--- Start ---
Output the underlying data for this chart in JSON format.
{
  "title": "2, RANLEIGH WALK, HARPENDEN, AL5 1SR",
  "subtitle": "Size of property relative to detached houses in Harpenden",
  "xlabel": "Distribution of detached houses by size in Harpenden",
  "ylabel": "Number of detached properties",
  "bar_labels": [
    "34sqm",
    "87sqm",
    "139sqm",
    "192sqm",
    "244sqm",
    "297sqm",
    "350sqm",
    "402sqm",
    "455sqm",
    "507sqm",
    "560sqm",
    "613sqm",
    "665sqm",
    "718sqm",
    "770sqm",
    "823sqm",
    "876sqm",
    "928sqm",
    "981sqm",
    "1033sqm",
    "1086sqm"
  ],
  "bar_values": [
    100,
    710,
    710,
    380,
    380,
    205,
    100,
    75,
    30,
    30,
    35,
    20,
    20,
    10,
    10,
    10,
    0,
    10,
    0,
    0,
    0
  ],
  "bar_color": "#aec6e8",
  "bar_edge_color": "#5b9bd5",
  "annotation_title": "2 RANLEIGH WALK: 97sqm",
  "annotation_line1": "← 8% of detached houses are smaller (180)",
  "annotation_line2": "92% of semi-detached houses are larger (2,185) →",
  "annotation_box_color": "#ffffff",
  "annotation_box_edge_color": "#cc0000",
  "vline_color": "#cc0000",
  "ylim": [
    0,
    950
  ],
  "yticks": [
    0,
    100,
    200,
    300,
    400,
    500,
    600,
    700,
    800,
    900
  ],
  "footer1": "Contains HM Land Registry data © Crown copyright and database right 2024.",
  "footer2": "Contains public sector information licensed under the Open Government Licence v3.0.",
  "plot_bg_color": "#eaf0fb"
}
--- End ---
■ **Short problem**:
Your task is to reproduce all of the records exactly.

■ **The reply**:
Output the underlying data for this chart in JSON format.
{
  "title": "2, RANLEIGH WALK, HARPENDEN, AL5 1SR",
  "subtitle": "Size of property relative to detached houses in Harpenden",
  "xlabel": "Distribution of detached houses by size in Harpenden",
  "ylabel": "Number of detached properties",
  "bar_labels": [
    "34sqm",
    "87sqm",
    "139sqm",
    "192sqm",
    "244sqm",
    "297sqm",
    "350sqm",
    "402sqm",
    "455sqm",
    "507sqm",
    "560sqm",
    "613sqm",
    "665sqm",
    "718sqm",
    "770sqm",
    "823sqm",
    "876sqm",
    "928sqm",
    "981sqm",
    "1033sqm",
    "1086sqm"
  ],
  "bar_values": [
    100,
    710,
    710,
    380,
    380,
    205,
    100,
    75,
    30,
    30,
    35,
    20,
    20,
    10,
    10,
    10,
    0,
    10,
    0,
    0,
    0
  ],
  "bar_color": "#aec6e8",
  "bar_edge_color": "#5b9bd5",
  "annotation_title": "2 RANLEIGH WALK: 97sqm",
  "annotation_line1": "← 8% of detached houses are smaller (180)",
  "annotation_line2": "92% of semi-detached houses are larger (2,185) →",
  "annotation_box_color": "#ffffff",
  "annotation_box_edge_color": "#cc0000",
  "vline_color": "#cc0000",
  "ylim": [
    0,
    950
  ],
  "yticks": [
    0,
    100,
    200,
    300,
    400,
    500,
    600,
    700,
    800,
    900
  ],
  "footer1": "Contains HM Land Registry data © Crown copyright and database right 2024.",
  "footer2": "Contains public sector information licensed under the Open Government Licence v3.0.",
  "plot_bg_color": "#eaf0fb"
}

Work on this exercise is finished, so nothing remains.